= STATED EXERCISE =
Without including the pictures, copy out every line below.

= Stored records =
+ + + + +
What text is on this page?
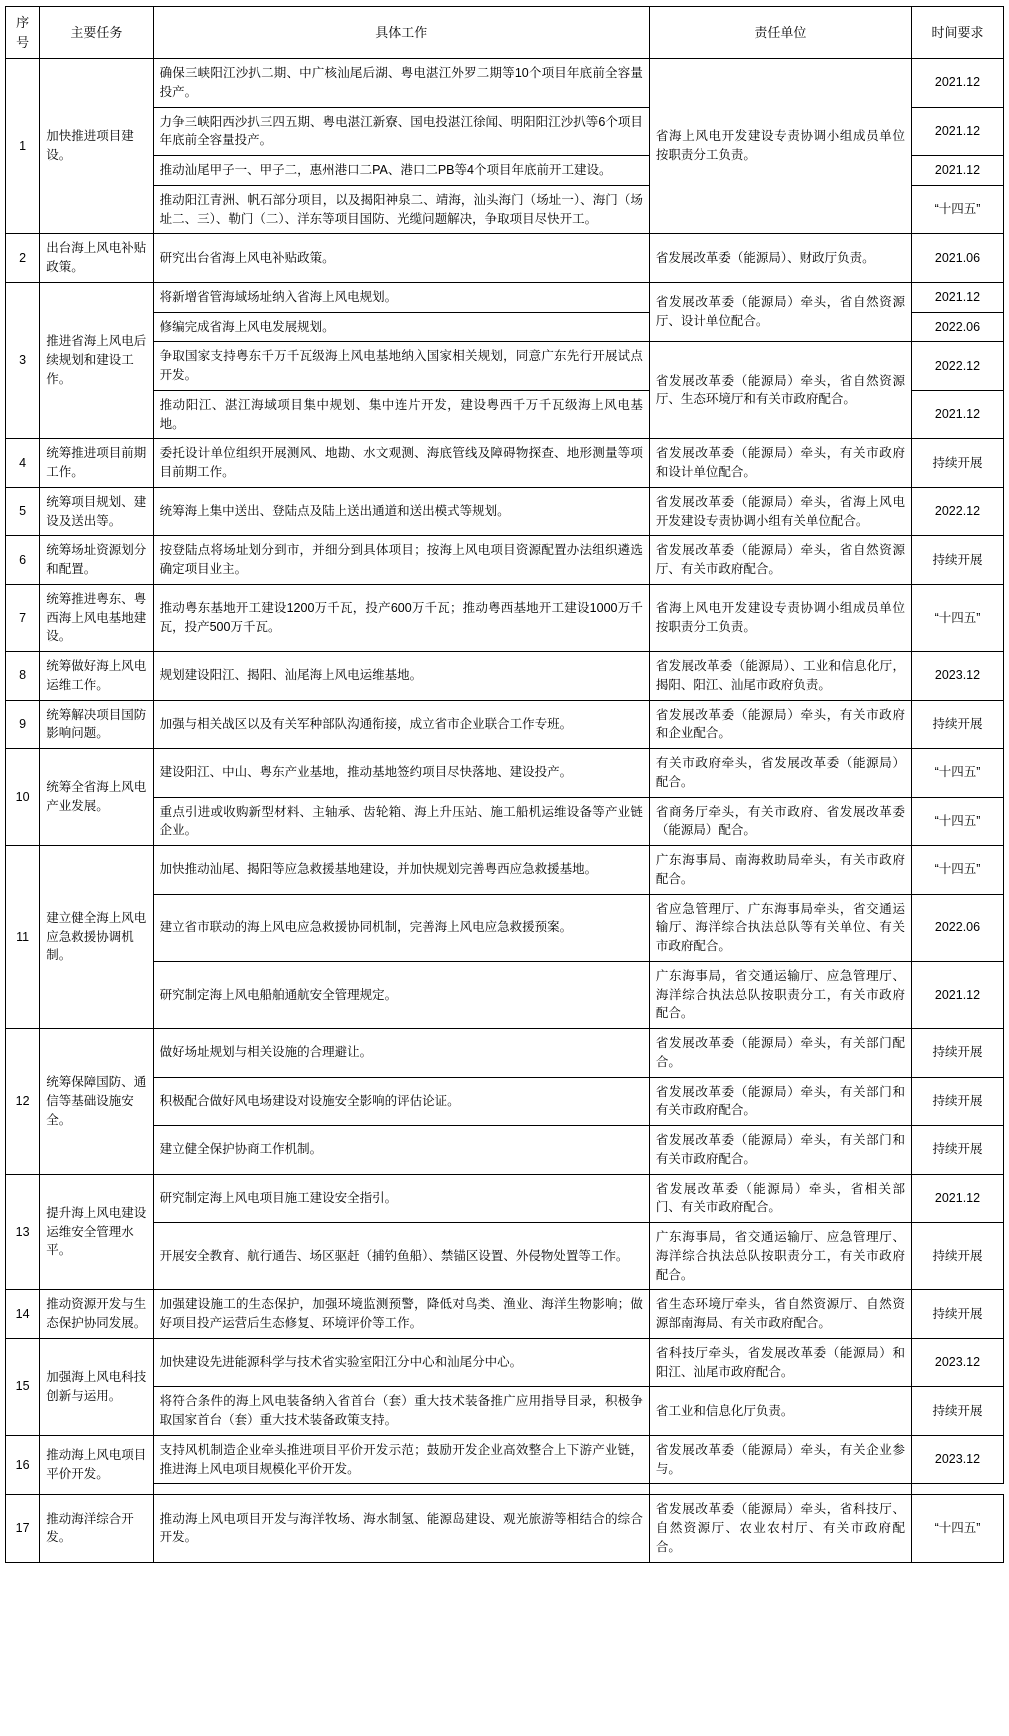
序号	主要任务	具体工作	责任单位	时间要求
1	加快推进项目建设。	确保三峡阳江沙扒二期、中广核汕尾后湖、粤电湛江外罗二期等10个项目年底前全容量投产。	省海上风电开发建设专责协调小组成员单位按职责分工负责。	2021.12
		力争三峡阳西沙扒三四五期、粤电湛江新寮、国电投湛江徐闻、明阳阳江沙扒等6个项目年底前全容量投产。		2021.12
		推动汕尾甲子一、甲子二，惠州港口二PA、港口二PB等4个项目年底前开工建设。		2021.12
		推动阳江青洲、帆石部分项目，以及揭阳神泉二、靖海，汕头海门（场址一）、海门（场址二、三）、勒门（二）、洋东等项目国防、光缆问题解决，争取项目尽快开工。		“十四五”
2	出台海上风电补贴政策。	研究出台省海上风电补贴政策。	省发展改革委（能源局）、财政厅负责。	2021.06
3	推进省海上风电后续规划和建设工作。	将新增省管海域场址纳入省海上风电规划。	省发展改革委（能源局）牵头，省自然资源厅、设计单位配合。	2021.12
		修编完成省海上风电发展规划。		2022.06
		争取国家支持粤东千万千瓦级海上风电基地纳入国家相关规划，同意广东先行开展试点开发。	省发展改革委（能源局）牵头，省自然资源厅、生态环境厅和有关市政府配合。	2022.12
		推动阳江、湛江海域项目集中规划、集中连片开发，建设粤西千万千瓦级海上风电基地。		2021.12
4	统筹推进项目前期工作。	委托设计单位组织开展测风、地勘、水文观测、海底管线及障碍物探查、地形测量等项目前期工作。	省发展改革委（能源局）牵头，有关市政府和设计单位配合。	持续开展
5	统筹项目规划、建设及送出等。	统筹海上集中送出、登陆点及陆上送出通道和送出模式等规划。	省发展改革委（能源局）牵头，省海上风电开发建设专责协调小组有关单位配合。	2022.12
6	统筹场址资源划分和配置。	按登陆点将场址划分到市，并细分到具体项目；按海上风电项目资源配置办法组织遴选确定项目业主。	省发展改革委（能源局）牵头，省自然资源厅、有关市政府配合。	持续开展
7	统筹推进粤东、粤西海上风电基地建设。	推动粤东基地开工建设1200万千瓦，投产600万千瓦；推动粤西基地开工建设1000万千瓦，投产500万千瓦。	省海上风电开发建设专责协调小组成员单位按职责分工负责。	“十四五”
8	统筹做好海上风电运维工作。	规划建设阳江、揭阳、汕尾海上风电运维基地。	省发展改革委（能源局）、工业和信息化厅，揭阳、阳江、汕尾市政府负责。	2023.12
9	统筹解决项目国防影响问题。	加强与相关战区以及有关军种部队沟通衔接，成立省市企业联合工作专班。	省发展改革委（能源局）牵头，有关市政府和企业配合。	持续开展
10	统筹全省海上风电产业发展。	建设阳江、中山、粤东产业基地，推动基地签约项目尽快落地、建设投产。	有关市政府牵头，省发展改革委（能源局）配合。	“十四五”
		重点引进或收购新型材料、主轴承、齿轮箱、海上升压站、施工船机运维设备等产业链企业。	省商务厅牵头，有关市政府、省发展改革委（能源局）配合。	“十四五”
11	建立健全海上风电应急救援协调机制。	加快推动汕尾、揭阳等应急救援基地建设，并加快规划完善粤西应急救援基地。	广东海事局、南海救助局牵头，有关市政府配合。	“十四五”
		建立省市联动的海上风电应急救援协同机制，完善海上风电应急救援预案。	省应急管理厅、广东海事局牵头，省交通运输厅、海洋综合执法总队等有关单位、有关市政府配合。	2022.06
		研究制定海上风电船舶通航安全管理规定。	广东海事局，省交通运输厅、应急管理厅、海洋综合执法总队按职责分工，有关市政府配合。	2021.12
12	统筹保障国防、通信等基础设施安全。	做好场址规划与相关设施的合理避让。	省发展改革委（能源局）牵头，有关部门配合。	持续开展
		积极配合做好风电场建设对设施安全影响的评估论证。	省发展改革委（能源局）牵头，有关部门和有关市政府配合。	持续开展
		建立健全保护协商工作机制。	省发展改革委（能源局）牵头，有关部门和有关市政府配合。	持续开展
13	提升海上风电建设运维安全管理水平。	研究制定海上风电项目施工建设安全指引。	省发展改革委（能源局）牵头，省相关部门、有关市政府配合。	2021.12
		开展安全教育、航行通告、场区驱赶（捕钓鱼船）、禁锚区设置、外侵物处置等工作。	广东海事局，省交通运输厅、应急管理厅、海洋综合执法总队按职责分工，有关市政府配合。	持续开展
14	推动资源开发与生态保护协同发展。	加强建设施工的生态保护，加强环境监测预警，降低对鸟类、渔业、海洋生物影响；做好项目投产运营后生态修复、环境评价等工作。	省生态环境厅牵头，省自然资源厅、自然资源部南海局、有关市政府配合。	持续开展
15	加强海上风电科技创新与运用。	加快建设先进能源科学与技术省实验室阳江分中心和汕尾分中心。	省科技厅牵头，省发展改革委（能源局）和阳江、汕尾市政府配合。	2023.12
		将符合条件的海上风电装备纳入省首台（套）重大技术装备推广应用指导目录，积极争取国家首台（套）重大技术装备政策支持。	省工业和信息化厅负责。	持续开展
16	推动海上风电项目平价开发。	支持风机制造企业牵头推进项目平价开发示范；鼓励开发企业高效整合上下游产业链，推进海上风电项目规模化平价开发。	省发展改革委（能源局）牵头，有关企业参与。	2023.12

17	推动海洋综合开发。	推动海上风电项目开发与海洋牧场、海水制氢、能源岛建设、观光旅游等相结合的综合开发。	省发展改革委（能源局）牵头，省科技厅、自然资源厅、农业农村厅、有关市政府配合。	“十四五”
+ + + + +
= TASK RESULT =
What text is on this page?
序号	主要任务	具体工作	责任单位	时间要求
1	加快推进项目建设。	确保三峡阳江沙扒二期、中广核汕尾后湖、粤电湛江外罗二期等10个项目年底前全容量投产。	省海上风电开发建设专责协调小组成员单位按职责分工负责。	2021.12
		力争三峡阳西沙扒三四五期、粤电湛江新寮、国电投湛江徐闻、明阳阳江沙扒等6个项目年底前全容量投产。		2021.12
		推动汕尾甲子一、甲子二，惠州港口二PA、港口二PB等4个项目年底前开工建设。		2021.12
		推动阳江青洲、帆石部分项目，以及揭阳神泉二、靖海，汕头海门（场址一）、海门（场址二、三）、勒门（二）、洋东等项目国防、光缆问题解决，争取项目尽快开工。		“十四五”
2	出台海上风电补贴政策。	研究出台省海上风电补贴政策。	省发展改革委（能源局）、财政厅负责。	2021.06
3	推进省海上风电后续规划和建设工作。	将新增省管海域场址纳入省海上风电规划。	省发展改革委（能源局）牵头，省自然资源厅、设计单位配合。	2021.12
		修编完成省海上风电发展规划。		2022.06
		争取国家支持粤东千万千瓦级海上风电基地纳入国家相关规划，同意广东先行开展试点开发。	省发展改革委（能源局）牵头，省自然资源厅、生态环境厅和有关市政府配合。	2022.12
		推动阳江、湛江海域项目集中规划、集中连片开发，建设粤西千万千瓦级海上风电基地。		2021.12
4	统筹推进项目前期工作。	委托设计单位组织开展测风、地勘、水文观测、海底管线及障碍物探查、地形测量等项目前期工作。	省发展改革委（能源局）牵头，有关市政府和设计单位配合。	持续开展
5	统筹项目规划、建设及送出等。	统筹海上集中送出、登陆点及陆上送出通道和送出模式等规划。	省发展改革委（能源局）牵头，省海上风电开发建设专责协调小组有关单位配合。	2022.12
6	统筹场址资源划分和配置。	按登陆点将场址划分到市，并细分到具体项目；按海上风电项目资源配置办法组织遴选确定项目业主。	省发展改革委（能源局）牵头，省自然资源厅、有关市政府配合。	持续开展
7	统筹推进粤东、粤西海上风电基地建设。	推动粤东基地开工建设1200万千瓦，投产600万千瓦；推动粤西基地开工建设1000万千瓦，投产500万千瓦。	省海上风电开发建设专责协调小组成员单位按职责分工负责。	“十四五”
8	统筹做好海上风电运维工作。	规划建设阳江、揭阳、汕尾海上风电运维基地。	省发展改革委（能源局）、工业和信息化厅，揭阳、阳江、汕尾市政府负责。	2023.12
9	统筹解决项目国防影响问题。	加强与相关战区以及有关军种部队沟通衔接，成立省市企业联合工作专班。	省发展改革委（能源局）牵头，有关市政府和企业配合。	持续开展
10	统筹全省海上风电产业发展。	建设阳江、中山、粤东产业基地，推动基地签约项目尽快落地、建设投产。	有关市政府牵头，省发展改革委（能源局）配合。	“十四五”
		重点引进或收购新型材料、主轴承、齿轮箱、海上升压站、施工船机运维设备等产业链企业。	省商务厅牵头，有关市政府、省发展改革委（能源局）配合。	“十四五”
11	建立健全海上风电应急救援协调机制。	加快推动汕尾、揭阳等应急救援基地建设，并加快规划完善粤西应急救援基地。	广东海事局、南海救助局牵头，有关市政府配合。	“十四五”
		建立省市联动的海上风电应急救援协同机制，完善海上风电应急救援预案。	省应急管理厅、广东海事局牵头，省交通运输厅、海洋综合执法总队等有关单位、有关市政府配合。	2022.06
		研究制定海上风电船舶通航安全管理规定。	广东海事局，省交通运输厅、应急管理厅、海洋综合执法总队按职责分工，有关市政府配合。	2021.12
12	统筹保障国防、通信等基础设施安全。	做好场址规划与相关设施的合理避让。	省发展改革委（能源局）牵头，有关部门配合。	持续开展
		积极配合做好风电场建设对设施安全影响的评估论证。	省发展改革委（能源局）牵头，有关部门和有关市政府配合。	持续开展
		建立健全保护协商工作机制。	省发展改革委（能源局）牵头，有关部门和有关市政府配合。	持续开展
13	提升海上风电建设运维安全管理水平。	研究制定海上风电项目施工建设安全指引。	省发展改革委（能源局）牵头，省相关部门、有关市政府配合。	2021.12
		开展安全教育、航行通告、场区驱赶（捕钓鱼船）、禁锚区设置、外侵物处置等工作。	广东海事局，省交通运输厅、应急管理厅、海洋综合执法总队按职责分工，有关市政府配合。	持续开展
14	推动资源开发与生态保护协同发展。	加强建设施工的生态保护，加强环境监测预警，降低对鸟类、渔业、海洋生物影响；做好项目投产运营后生态修复、环境评价等工作。	省生态环境厅牵头，省自然资源厅、自然资源部南海局、有关市政府配合。	持续开展
15	加强海上风电科技创新与运用。	加快建设先进能源科学与技术省实验室阳江分中心和汕尾分中心。	省科技厅牵头，省发展改革委（能源局）和阳江、汕尾市政府配合。	2023.12
		将符合条件的海上风电装备纳入省首台（套）重大技术装备推广应用指导目录，积极争取国家首台（套）重大技术装备政策支持。	省工业和信息化厅负责。	持续开展
16	推动海上风电项目平价开发。	支持风机制造企业牵头推进项目平价开发示范；鼓励开发企业高效整合上下游产业链，推进海上风电项目规模化平价开发。	省发展改革委（能源局）牵头，有关企业参与。	2023.12

17	推动海洋综合开发。	推动海上风电项目开发与海洋牧场、海水制氢、能源岛建设、观光旅游等相结合的综合开发。	省发展改革委（能源局）牵头，省科技厅、自然资源厅、农业农村厅、有关市政府配合。	“十四五”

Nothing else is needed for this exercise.